Chart and figure data:
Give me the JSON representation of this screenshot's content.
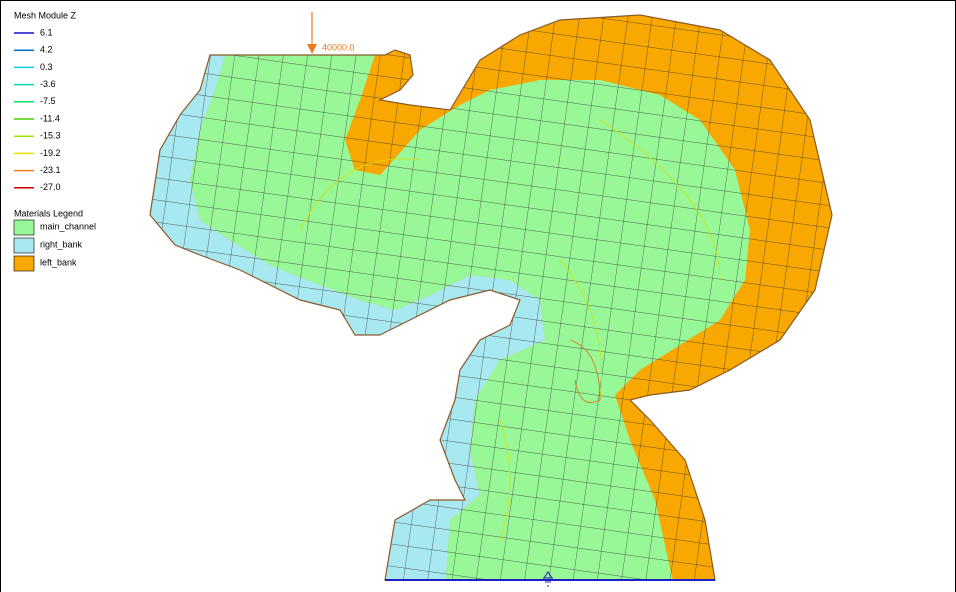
{
  "contour_legend": {
    "title": "Mesh Module Z",
    "items": [
      {
        "label": "6.1",
        "color": "#1010c8"
      },
      {
        "label": "4.2",
        "color": "#0070d0"
      },
      {
        "label": "0.3",
        "color": "#00d0e8"
      },
      {
        "label": "-3.6",
        "color": "#00d8b0"
      },
      {
        "label": "-7.5",
        "color": "#00e060"
      },
      {
        "label": "-11.4",
        "color": "#40d000"
      },
      {
        "label": "-15.3",
        "color": "#a0e000"
      },
      {
        "label": "-19.2",
        "color": "#e6e000"
      },
      {
        "label": "-23.1",
        "color": "#f08020"
      },
      {
        "label": "-27.0",
        "color": "#d00000"
      }
    ]
  },
  "materials_legend": {
    "title": "Materials Legend",
    "items": [
      {
        "label": "main_channel",
        "color": "#98f898"
      },
      {
        "label": "right_bank",
        "color": "#a8e8f0"
      },
      {
        "label": "left_bank",
        "color": "#f8a800"
      }
    ]
  },
  "annotation": "40000.0"
}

*GOAL*.
Reproduce the listing word for word and omit its pictures.

*RESPONSE TO THIS TASK*.
Give me the JSON representation of this screenshot's content.
{
  "contour_legend": {
    "title": "Mesh Module Z",
    "items": [
      {
        "label": "6.1",
        "color": "#1010c8"
      },
      {
        "label": "4.2",
        "color": "#0070d0"
      },
      {
        "label": "0.3",
        "color": "#00d0e8"
      },
      {
        "label": "-3.6",
        "color": "#00d8b0"
      },
      {
        "label": "-7.5",
        "color": "#00e060"
      },
      {
        "label": "-11.4",
        "color": "#40d000"
      },
      {
        "label": "-15.3",
        "color": "#a0e000"
      },
      {
        "label": "-19.2",
        "color": "#e6e000"
      },
      {
        "label": "-23.1",
        "color": "#f08020"
      },
      {
        "label": "-27.0",
        "color": "#d00000"
      }
    ]
  },
  "materials_legend": {
    "title": "Materials Legend",
    "items": [
      {
        "label": "main_channel",
        "color": "#98f898"
      },
      {
        "label": "right_bank",
        "color": "#a8e8f0"
      },
      {
        "label": "left_bank",
        "color": "#f8a800"
      }
    ]
  },
  "annotation": "40000.0"
}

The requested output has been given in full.